=== STATED PROBLEM ===
List each line of the data in which the string "iPod" appears.

··· INPUT ···

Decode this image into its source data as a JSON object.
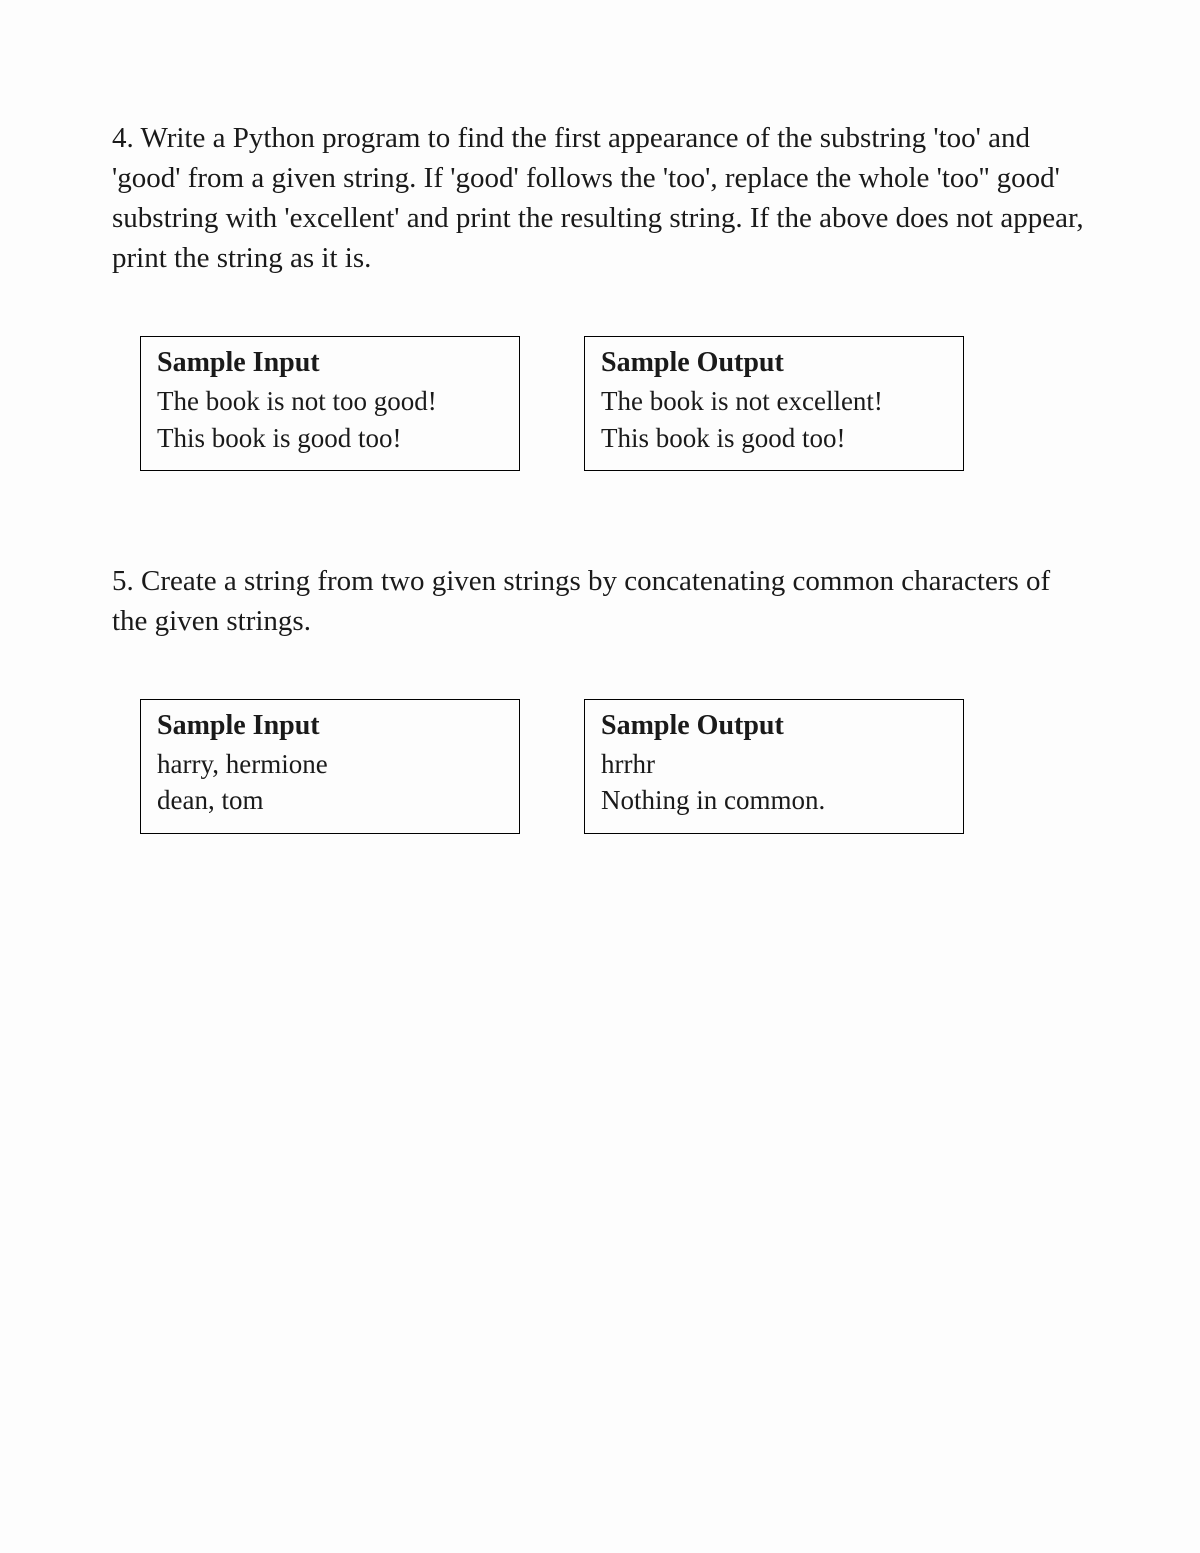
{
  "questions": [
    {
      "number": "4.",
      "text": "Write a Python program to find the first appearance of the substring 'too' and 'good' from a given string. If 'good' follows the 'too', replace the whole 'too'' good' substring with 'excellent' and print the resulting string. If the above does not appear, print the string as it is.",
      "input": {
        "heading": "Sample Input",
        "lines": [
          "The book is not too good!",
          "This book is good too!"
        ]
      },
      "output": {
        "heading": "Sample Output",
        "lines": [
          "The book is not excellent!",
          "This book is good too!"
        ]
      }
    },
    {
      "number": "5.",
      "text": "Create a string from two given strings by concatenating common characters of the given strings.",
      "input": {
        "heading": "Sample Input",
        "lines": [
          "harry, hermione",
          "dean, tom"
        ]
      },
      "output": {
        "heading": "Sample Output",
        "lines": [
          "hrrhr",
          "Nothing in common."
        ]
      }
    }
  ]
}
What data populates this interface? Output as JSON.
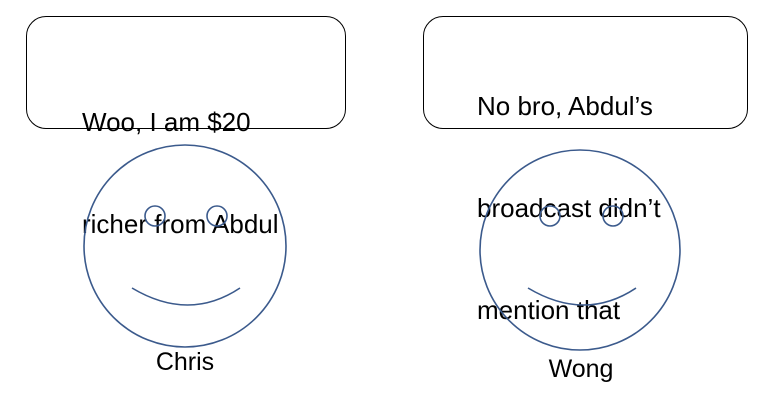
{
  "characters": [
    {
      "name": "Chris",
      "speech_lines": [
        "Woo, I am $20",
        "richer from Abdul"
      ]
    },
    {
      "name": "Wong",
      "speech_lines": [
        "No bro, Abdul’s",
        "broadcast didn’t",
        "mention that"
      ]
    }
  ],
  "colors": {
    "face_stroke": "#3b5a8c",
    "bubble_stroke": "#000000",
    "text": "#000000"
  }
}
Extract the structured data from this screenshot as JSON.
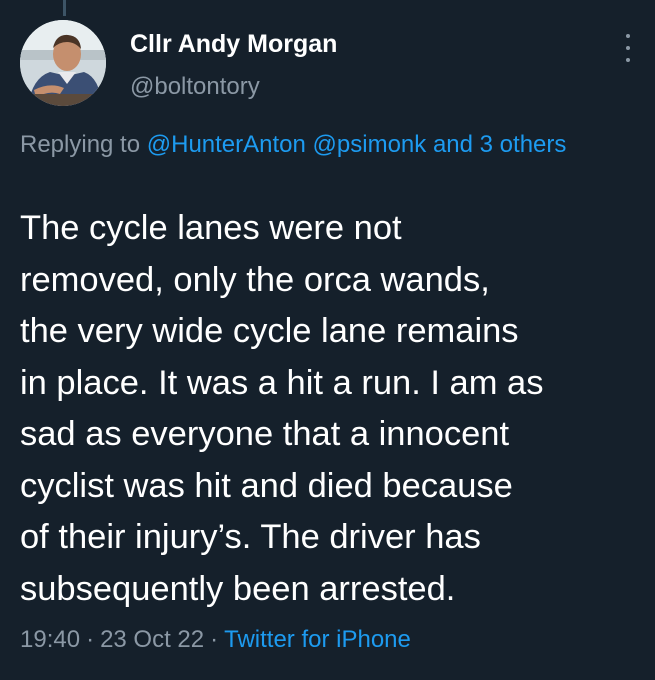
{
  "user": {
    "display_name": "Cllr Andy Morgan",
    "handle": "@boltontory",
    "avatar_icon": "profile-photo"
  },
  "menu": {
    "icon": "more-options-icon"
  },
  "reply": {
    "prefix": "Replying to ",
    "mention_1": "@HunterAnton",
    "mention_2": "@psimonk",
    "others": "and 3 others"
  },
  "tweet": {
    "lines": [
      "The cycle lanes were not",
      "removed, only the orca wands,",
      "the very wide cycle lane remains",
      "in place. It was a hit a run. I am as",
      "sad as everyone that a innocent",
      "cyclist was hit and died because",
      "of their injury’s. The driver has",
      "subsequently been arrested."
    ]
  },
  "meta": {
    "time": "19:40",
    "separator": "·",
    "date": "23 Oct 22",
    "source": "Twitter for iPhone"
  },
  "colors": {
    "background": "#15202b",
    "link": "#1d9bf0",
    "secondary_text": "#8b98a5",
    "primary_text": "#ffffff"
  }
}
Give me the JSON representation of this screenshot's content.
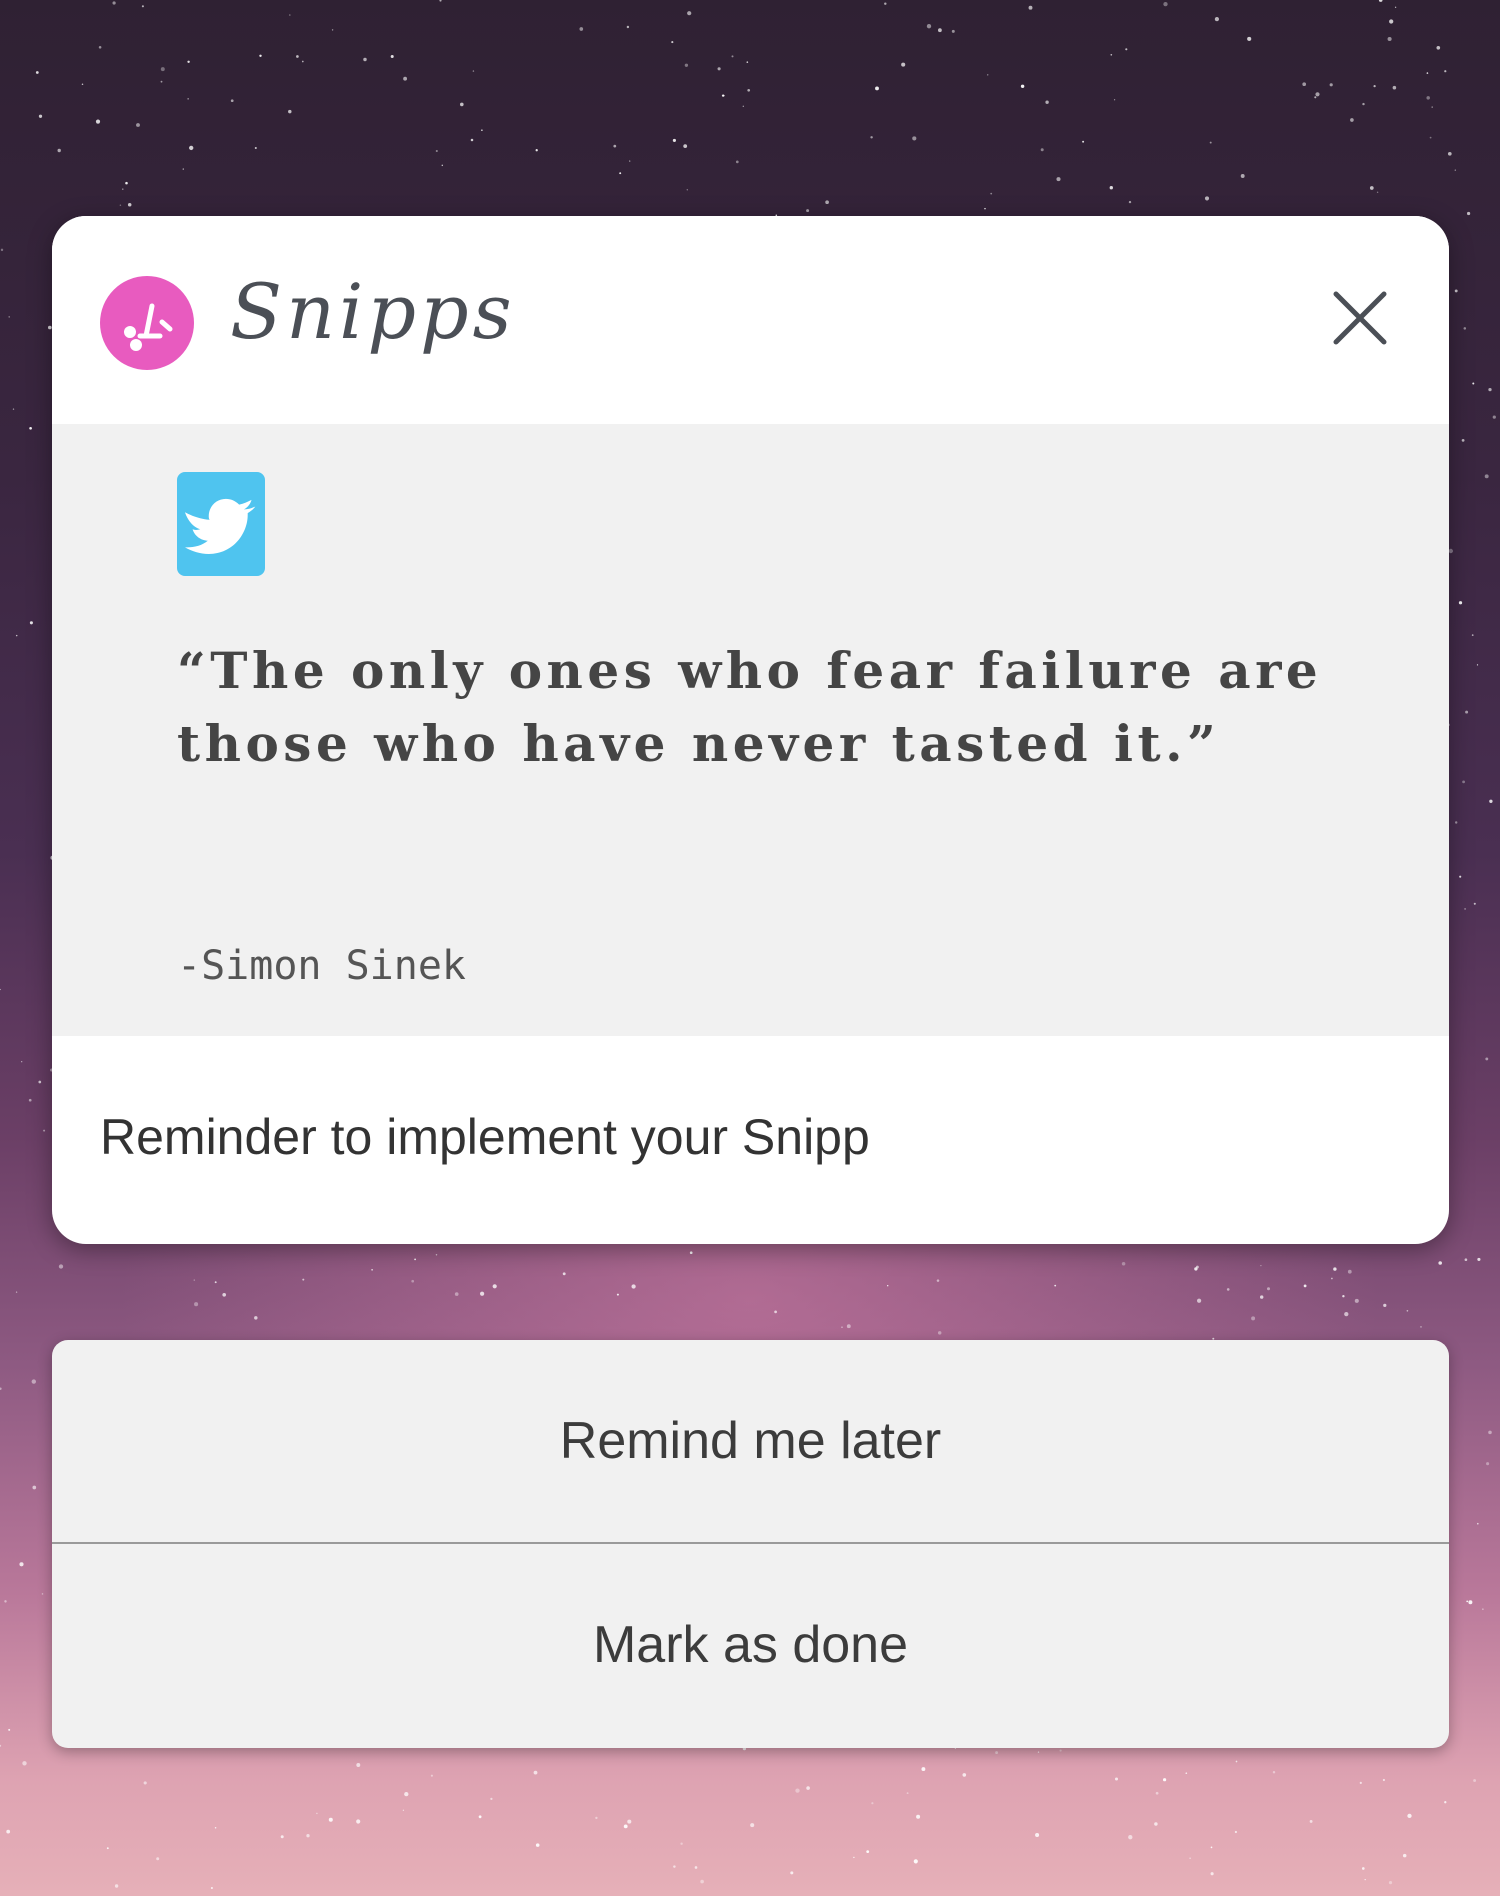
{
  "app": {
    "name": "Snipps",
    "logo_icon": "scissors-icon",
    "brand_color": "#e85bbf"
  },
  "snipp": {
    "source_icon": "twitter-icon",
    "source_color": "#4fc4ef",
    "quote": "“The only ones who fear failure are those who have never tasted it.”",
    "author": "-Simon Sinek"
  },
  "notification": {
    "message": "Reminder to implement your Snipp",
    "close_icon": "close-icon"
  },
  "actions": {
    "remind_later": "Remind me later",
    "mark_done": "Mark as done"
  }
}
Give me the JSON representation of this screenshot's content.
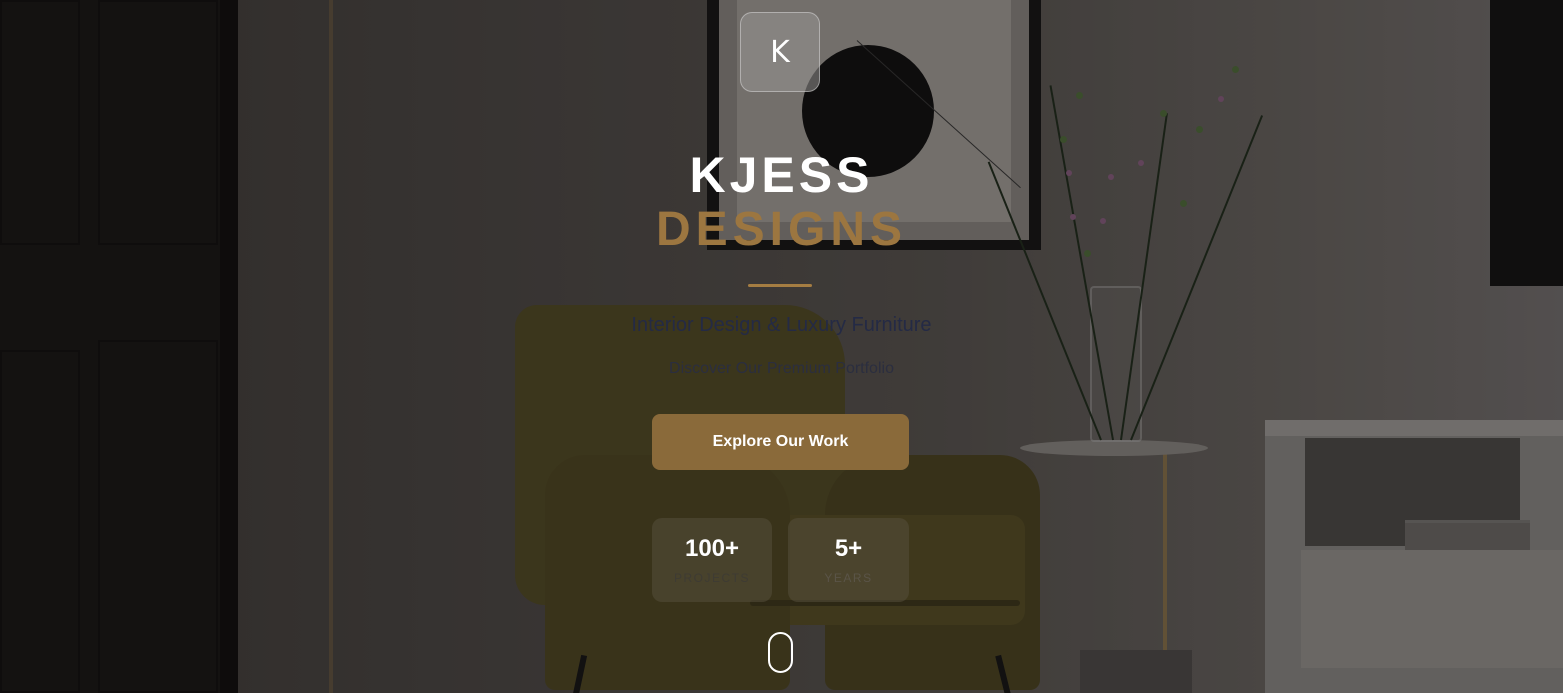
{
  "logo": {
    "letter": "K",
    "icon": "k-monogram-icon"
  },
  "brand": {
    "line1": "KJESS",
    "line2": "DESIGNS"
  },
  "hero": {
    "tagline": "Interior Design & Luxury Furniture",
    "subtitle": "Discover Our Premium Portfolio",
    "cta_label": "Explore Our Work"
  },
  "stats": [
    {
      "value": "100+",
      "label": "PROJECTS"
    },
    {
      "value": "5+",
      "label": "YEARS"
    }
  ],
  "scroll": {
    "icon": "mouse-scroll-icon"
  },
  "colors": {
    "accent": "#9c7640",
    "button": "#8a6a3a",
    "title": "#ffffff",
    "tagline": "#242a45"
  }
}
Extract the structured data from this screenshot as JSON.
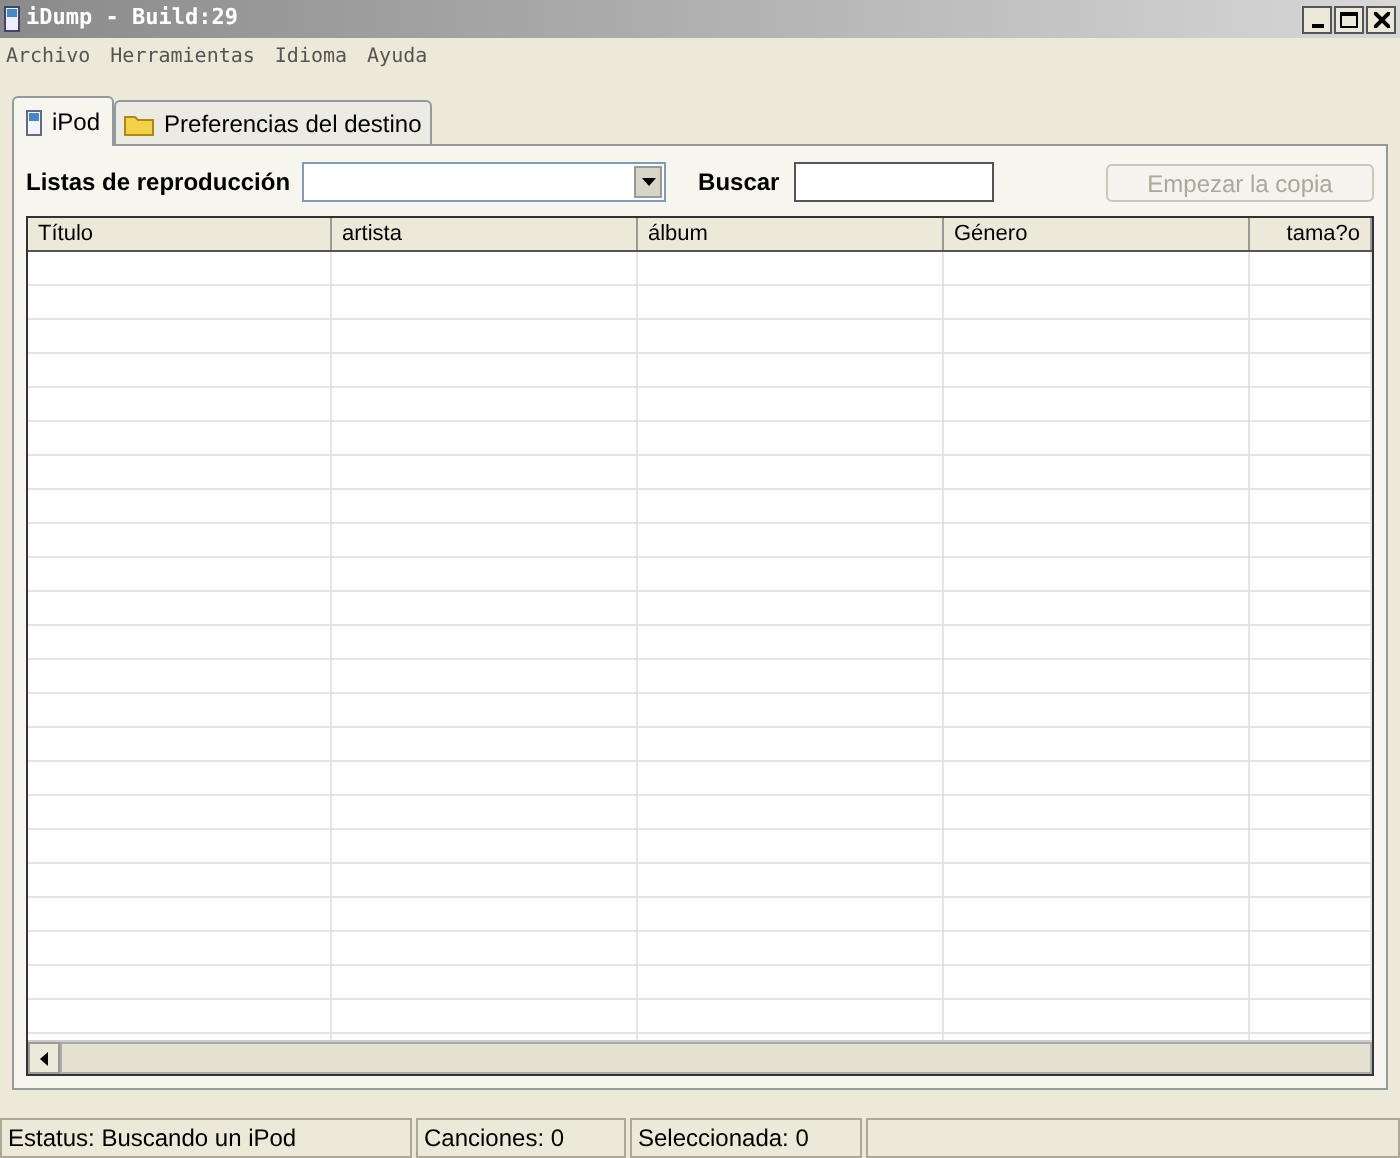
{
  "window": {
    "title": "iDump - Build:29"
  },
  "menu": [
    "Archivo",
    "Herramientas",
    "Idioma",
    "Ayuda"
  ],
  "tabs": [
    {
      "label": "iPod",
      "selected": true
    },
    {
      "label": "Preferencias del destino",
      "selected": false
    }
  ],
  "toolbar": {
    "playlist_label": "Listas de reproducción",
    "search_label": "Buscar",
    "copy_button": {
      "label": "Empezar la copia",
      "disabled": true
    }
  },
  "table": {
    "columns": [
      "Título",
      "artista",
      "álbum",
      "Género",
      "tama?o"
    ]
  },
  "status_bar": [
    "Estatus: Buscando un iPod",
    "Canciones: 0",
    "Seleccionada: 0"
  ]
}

···

=== FINAL RESULT ===
      "label": "iPod",
    "Estatus: Buscando un iPod",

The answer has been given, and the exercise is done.